* _WRITTEN EXERCISE_
Transcribe the records below in full; pictures stay out of the copy.

* _DATA_
====

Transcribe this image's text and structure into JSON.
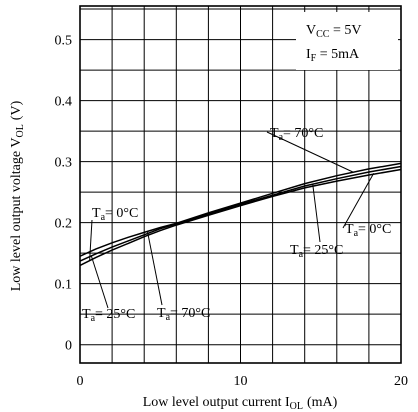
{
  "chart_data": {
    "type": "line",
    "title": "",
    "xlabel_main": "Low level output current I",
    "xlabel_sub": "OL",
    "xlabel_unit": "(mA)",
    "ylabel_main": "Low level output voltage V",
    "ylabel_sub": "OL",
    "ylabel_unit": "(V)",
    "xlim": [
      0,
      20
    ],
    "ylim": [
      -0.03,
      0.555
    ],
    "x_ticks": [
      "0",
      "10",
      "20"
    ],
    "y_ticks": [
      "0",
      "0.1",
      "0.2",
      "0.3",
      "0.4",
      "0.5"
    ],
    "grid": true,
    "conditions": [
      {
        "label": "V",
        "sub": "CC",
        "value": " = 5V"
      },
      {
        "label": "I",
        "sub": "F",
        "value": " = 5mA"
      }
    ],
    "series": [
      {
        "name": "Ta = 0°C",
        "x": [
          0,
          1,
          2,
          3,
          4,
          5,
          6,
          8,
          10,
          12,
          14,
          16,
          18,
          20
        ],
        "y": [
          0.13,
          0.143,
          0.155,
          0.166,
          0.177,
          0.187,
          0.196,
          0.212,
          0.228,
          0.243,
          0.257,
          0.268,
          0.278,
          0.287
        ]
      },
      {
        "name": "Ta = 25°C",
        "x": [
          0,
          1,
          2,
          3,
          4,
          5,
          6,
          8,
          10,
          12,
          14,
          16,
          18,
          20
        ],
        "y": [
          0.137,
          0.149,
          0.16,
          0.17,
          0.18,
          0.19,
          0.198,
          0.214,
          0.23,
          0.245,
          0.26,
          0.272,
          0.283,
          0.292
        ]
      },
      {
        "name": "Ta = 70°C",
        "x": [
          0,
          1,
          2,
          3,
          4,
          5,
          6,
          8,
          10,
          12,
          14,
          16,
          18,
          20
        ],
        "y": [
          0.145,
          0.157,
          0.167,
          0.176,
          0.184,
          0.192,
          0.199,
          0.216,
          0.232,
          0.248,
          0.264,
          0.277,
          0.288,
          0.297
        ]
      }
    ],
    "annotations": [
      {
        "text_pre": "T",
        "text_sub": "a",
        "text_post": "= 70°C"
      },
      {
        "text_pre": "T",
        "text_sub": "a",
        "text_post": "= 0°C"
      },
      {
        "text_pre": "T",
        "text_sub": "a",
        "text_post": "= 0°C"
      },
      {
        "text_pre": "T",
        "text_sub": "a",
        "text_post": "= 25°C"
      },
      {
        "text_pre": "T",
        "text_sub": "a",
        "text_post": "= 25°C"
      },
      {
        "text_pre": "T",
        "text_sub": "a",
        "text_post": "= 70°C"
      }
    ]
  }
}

====

* _EXERCISE RESULT_
Transcribe this image's text and structure into JSON.
{
  "chart_data": {
    "type": "line",
    "title": "",
    "xlabel_main": "Low level output current I",
    "xlabel_sub": "OL",
    "xlabel_unit": "(mA)",
    "ylabel_main": "Low level output voltage V",
    "ylabel_sub": "OL",
    "ylabel_unit": "(V)",
    "xlim": [
      0,
      20
    ],
    "ylim": [
      -0.03,
      0.555
    ],
    "x_ticks": [
      "0",
      "10",
      "20"
    ],
    "y_ticks": [
      "0",
      "0.1",
      "0.2",
      "0.3",
      "0.4",
      "0.5"
    ],
    "grid": true,
    "conditions": [
      {
        "label": "V",
        "sub": "CC",
        "value": " = 5V"
      },
      {
        "label": "I",
        "sub": "F",
        "value": " = 5mA"
      }
    ],
    "series": [
      {
        "name": "Ta = 0°C",
        "x": [
          0,
          1,
          2,
          3,
          4,
          5,
          6,
          8,
          10,
          12,
          14,
          16,
          18,
          20
        ],
        "y": [
          0.13,
          0.143,
          0.155,
          0.166,
          0.177,
          0.187,
          0.196,
          0.212,
          0.228,
          0.243,
          0.257,
          0.268,
          0.278,
          0.287
        ]
      },
      {
        "name": "Ta = 25°C",
        "x": [
          0,
          1,
          2,
          3,
          4,
          5,
          6,
          8,
          10,
          12,
          14,
          16,
          18,
          20
        ],
        "y": [
          0.137,
          0.149,
          0.16,
          0.17,
          0.18,
          0.19,
          0.198,
          0.214,
          0.23,
          0.245,
          0.26,
          0.272,
          0.283,
          0.292
        ]
      },
      {
        "name": "Ta = 70°C",
        "x": [
          0,
          1,
          2,
          3,
          4,
          5,
          6,
          8,
          10,
          12,
          14,
          16,
          18,
          20
        ],
        "y": [
          0.145,
          0.157,
          0.167,
          0.176,
          0.184,
          0.192,
          0.199,
          0.216,
          0.232,
          0.248,
          0.264,
          0.277,
          0.288,
          0.297
        ]
      }
    ],
    "annotations": [
      {
        "text_pre": "T",
        "text_sub": "a",
        "text_post": "= 70°C"
      },
      {
        "text_pre": "T",
        "text_sub": "a",
        "text_post": "= 0°C"
      },
      {
        "text_pre": "T",
        "text_sub": "a",
        "text_post": "= 0°C"
      },
      {
        "text_pre": "T",
        "text_sub": "a",
        "text_post": "= 25°C"
      },
      {
        "text_pre": "T",
        "text_sub": "a",
        "text_post": "= 25°C"
      },
      {
        "text_pre": "T",
        "text_sub": "a",
        "text_post": "= 70°C"
      }
    ]
  }
}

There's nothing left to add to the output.